Stored records:
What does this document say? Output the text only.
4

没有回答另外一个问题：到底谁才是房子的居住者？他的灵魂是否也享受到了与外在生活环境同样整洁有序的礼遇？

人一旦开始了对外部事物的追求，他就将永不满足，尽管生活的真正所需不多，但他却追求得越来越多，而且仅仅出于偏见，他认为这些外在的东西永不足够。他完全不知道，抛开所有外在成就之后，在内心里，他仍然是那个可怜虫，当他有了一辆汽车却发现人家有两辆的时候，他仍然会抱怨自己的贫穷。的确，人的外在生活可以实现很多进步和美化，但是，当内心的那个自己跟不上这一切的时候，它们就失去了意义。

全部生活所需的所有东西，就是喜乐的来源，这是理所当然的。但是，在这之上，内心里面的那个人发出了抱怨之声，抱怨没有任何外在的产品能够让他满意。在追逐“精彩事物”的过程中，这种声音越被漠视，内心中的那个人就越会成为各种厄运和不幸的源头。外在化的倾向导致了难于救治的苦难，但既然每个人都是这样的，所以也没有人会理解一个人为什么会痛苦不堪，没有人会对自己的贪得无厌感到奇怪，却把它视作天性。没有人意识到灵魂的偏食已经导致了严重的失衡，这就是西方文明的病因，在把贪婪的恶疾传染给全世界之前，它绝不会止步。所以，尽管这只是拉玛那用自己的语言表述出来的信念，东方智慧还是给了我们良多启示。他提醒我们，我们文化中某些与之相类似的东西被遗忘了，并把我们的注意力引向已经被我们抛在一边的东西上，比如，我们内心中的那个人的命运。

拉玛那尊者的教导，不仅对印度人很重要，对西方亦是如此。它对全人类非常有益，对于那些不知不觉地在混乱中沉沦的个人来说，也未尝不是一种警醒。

**WHAT YOU SHOULD DO:** Output an exact copy of each record.

**IN RESPONSE:**
What does this document say? Output the text only.
4

没有回答另外一个问题：到底谁才是房子的居住者？他的灵魂是否也享受到了与外在生活环境同样整洁有序的礼遇？

人一旦开始了对外部事物的追求，他就将永不满足，尽管生活的真正所需不多，但他却追求得越来越多，而且仅仅出于偏见，他认为这些外在的东西永不足够。他完全不知道，抛开所有外在成就之后，在内心里，他仍然是那个可怜虫，当他有了一辆汽车却发现人家有两辆的时候，他仍然会抱怨自己的贫穷。的确，人的外在生活可以实现很多进步和美化，但是，当内心的那个自己跟不上这一切的时候，它们就失去了意义。

全部生活所需的所有东西，就是喜乐的来源，这是理所当然的。但是，在这之上，内心里面的那个人发出了抱怨之声，抱怨没有任何外在的产品能够让他满意。在追逐“精彩事物”的过程中，这种声音越被漠视，内心中的那个人就越会成为各种厄运和不幸的源头。外在化的倾向导致了难于救治的苦难，但既然每个人都是这样的，所以也没有人会理解一个人为什么会痛苦不堪，没有人会对自己的贪得无厌感到奇怪，却把它视作天性。没有人意识到灵魂的偏食已经导致了严重的失衡，这就是西方文明的病因，在把贪婪的恶疾传染给全世界之前，它绝不会止步。所以，尽管这只是拉玛那用自己的语言表述出来的信念，东方智慧还是给了我们良多启示。他提醒我们，我们文化中某些与之相类似的东西被遗忘了，并把我们的注意力引向已经被我们抛在一边的东西上，比如，我们内心中的那个人的命运。

拉玛那尊者的教导，不仅对印度人很重要，对西方亦是如此。它对全人类非常有益，对于那些不知不觉地在混乱中沉沦的个人来说，也未尝不是一种警醒。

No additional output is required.